Copy each line that contains the word "name".

* START Data for this exercise *

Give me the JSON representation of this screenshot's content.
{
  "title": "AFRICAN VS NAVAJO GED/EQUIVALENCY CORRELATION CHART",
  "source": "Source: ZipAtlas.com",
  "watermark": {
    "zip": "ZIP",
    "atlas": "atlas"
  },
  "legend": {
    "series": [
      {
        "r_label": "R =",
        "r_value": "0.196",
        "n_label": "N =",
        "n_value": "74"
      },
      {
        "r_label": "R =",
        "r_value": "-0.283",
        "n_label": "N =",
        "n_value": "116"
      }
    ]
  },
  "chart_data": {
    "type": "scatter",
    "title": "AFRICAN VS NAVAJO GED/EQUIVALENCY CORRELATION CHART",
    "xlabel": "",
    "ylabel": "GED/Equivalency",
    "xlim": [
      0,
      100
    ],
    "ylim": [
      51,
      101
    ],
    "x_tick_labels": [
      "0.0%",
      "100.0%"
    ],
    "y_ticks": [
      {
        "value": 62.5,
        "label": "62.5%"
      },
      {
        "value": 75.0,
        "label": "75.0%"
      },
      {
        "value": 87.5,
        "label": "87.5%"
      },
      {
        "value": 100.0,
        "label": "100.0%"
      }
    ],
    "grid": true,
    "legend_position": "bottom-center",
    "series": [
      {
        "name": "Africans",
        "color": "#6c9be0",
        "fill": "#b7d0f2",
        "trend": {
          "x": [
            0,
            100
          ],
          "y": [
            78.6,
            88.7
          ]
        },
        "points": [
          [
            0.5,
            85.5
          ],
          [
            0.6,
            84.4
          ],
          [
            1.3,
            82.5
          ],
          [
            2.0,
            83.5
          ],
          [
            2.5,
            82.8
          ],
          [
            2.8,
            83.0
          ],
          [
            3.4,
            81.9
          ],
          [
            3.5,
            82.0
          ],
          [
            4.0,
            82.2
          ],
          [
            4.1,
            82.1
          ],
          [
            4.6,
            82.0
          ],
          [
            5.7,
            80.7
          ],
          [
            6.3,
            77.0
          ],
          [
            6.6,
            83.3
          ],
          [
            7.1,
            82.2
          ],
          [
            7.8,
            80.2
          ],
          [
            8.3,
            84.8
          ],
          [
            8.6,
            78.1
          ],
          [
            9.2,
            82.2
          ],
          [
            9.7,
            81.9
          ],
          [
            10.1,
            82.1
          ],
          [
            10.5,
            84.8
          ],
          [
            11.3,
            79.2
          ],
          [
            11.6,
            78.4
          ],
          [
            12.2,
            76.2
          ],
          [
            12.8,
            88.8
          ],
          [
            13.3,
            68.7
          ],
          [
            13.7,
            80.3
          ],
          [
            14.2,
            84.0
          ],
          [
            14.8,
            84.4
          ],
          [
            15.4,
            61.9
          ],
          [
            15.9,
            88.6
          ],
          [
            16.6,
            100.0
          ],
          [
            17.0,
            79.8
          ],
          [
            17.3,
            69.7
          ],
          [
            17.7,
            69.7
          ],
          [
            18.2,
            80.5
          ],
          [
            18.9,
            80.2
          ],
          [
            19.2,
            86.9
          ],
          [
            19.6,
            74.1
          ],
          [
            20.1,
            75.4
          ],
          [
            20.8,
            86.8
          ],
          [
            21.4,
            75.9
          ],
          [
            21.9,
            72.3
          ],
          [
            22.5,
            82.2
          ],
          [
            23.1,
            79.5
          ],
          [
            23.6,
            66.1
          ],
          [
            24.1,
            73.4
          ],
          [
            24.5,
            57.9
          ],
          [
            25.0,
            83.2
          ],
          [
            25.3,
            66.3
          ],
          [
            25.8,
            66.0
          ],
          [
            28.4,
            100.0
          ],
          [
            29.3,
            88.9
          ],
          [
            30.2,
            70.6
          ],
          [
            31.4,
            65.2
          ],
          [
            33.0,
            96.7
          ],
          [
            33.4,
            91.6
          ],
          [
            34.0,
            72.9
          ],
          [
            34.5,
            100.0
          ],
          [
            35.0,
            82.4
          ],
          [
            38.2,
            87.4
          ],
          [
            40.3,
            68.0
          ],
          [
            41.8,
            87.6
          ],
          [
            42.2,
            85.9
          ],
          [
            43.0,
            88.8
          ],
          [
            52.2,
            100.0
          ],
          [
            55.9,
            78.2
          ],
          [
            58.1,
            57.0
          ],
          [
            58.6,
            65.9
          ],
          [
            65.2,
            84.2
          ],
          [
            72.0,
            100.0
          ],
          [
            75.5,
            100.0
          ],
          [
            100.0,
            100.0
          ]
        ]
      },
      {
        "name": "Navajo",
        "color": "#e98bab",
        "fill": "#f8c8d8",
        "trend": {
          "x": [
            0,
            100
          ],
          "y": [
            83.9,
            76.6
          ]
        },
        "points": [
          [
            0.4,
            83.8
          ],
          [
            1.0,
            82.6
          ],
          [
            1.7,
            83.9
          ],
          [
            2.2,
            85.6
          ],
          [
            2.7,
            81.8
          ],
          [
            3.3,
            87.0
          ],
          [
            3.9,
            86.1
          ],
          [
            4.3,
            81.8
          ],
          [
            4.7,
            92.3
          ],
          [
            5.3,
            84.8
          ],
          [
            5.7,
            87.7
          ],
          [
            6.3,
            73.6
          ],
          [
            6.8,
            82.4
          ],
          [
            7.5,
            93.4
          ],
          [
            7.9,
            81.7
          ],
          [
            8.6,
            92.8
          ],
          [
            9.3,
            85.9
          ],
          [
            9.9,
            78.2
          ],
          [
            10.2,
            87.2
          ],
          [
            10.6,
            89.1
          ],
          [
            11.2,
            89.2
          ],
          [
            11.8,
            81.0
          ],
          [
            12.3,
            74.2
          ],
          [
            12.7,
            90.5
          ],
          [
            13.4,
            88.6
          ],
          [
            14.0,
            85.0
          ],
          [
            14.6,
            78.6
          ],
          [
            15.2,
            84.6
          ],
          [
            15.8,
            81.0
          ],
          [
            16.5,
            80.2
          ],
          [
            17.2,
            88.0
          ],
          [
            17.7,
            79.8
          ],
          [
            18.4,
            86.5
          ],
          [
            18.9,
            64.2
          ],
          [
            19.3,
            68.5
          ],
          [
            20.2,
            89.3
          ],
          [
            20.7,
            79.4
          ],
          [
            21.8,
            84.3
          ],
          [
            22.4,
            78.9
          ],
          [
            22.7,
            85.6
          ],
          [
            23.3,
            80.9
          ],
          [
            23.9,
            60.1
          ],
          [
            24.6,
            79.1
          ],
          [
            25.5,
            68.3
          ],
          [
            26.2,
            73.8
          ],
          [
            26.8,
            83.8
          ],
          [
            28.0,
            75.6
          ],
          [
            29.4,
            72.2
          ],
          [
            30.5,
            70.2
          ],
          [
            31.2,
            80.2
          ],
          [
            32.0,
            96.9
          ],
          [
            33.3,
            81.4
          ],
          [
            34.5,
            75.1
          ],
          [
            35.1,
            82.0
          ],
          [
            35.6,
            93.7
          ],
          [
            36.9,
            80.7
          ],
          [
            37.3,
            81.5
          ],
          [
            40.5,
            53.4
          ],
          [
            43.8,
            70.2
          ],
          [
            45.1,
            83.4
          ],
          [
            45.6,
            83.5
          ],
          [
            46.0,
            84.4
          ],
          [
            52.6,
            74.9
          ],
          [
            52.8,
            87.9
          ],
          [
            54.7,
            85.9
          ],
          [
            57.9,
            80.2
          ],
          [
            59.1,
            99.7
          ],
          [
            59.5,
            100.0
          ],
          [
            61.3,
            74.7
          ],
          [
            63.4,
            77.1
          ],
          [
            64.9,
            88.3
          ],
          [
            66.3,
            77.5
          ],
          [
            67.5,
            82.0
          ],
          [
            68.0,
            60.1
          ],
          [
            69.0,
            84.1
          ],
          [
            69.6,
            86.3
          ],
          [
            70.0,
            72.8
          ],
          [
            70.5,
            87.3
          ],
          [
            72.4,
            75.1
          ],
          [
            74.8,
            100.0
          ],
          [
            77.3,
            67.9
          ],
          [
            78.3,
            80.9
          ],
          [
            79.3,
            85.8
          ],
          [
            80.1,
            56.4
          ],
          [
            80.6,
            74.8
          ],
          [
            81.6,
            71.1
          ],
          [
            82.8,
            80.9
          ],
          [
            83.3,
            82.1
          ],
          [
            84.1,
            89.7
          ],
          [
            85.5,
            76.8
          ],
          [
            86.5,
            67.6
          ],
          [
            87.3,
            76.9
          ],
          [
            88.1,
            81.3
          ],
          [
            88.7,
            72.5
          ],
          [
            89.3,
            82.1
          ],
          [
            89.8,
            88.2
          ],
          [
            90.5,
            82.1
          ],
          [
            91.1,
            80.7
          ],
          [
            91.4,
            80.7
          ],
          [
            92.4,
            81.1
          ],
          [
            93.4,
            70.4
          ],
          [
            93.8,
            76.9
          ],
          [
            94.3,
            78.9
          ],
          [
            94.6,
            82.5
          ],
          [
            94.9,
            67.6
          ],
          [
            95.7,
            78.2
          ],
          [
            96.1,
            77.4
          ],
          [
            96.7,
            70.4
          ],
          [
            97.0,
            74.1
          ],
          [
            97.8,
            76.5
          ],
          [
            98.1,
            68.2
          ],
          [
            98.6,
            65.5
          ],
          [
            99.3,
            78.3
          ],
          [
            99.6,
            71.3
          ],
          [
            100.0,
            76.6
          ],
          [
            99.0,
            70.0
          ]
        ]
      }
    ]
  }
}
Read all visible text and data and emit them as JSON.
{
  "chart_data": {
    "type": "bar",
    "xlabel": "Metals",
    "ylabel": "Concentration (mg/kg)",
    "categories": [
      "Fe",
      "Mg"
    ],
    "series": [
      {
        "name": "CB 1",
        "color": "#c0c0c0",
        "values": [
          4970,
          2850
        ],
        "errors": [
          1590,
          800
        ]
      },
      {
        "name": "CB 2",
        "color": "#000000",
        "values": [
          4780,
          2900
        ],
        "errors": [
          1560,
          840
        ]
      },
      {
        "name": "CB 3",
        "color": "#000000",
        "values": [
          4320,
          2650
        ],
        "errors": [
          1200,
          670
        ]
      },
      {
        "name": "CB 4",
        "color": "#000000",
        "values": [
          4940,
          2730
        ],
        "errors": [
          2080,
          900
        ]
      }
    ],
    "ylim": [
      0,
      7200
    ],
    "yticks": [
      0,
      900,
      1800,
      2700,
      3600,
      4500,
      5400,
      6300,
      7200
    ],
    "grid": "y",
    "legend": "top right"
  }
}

* END Data for this exercise *

> [Task result]:
        "name": "Africans",
        "name": "Navajo",
        "name": "CB 1",
        "name": "CB 2",
        "name": "CB 3",
        "name": "CB 4",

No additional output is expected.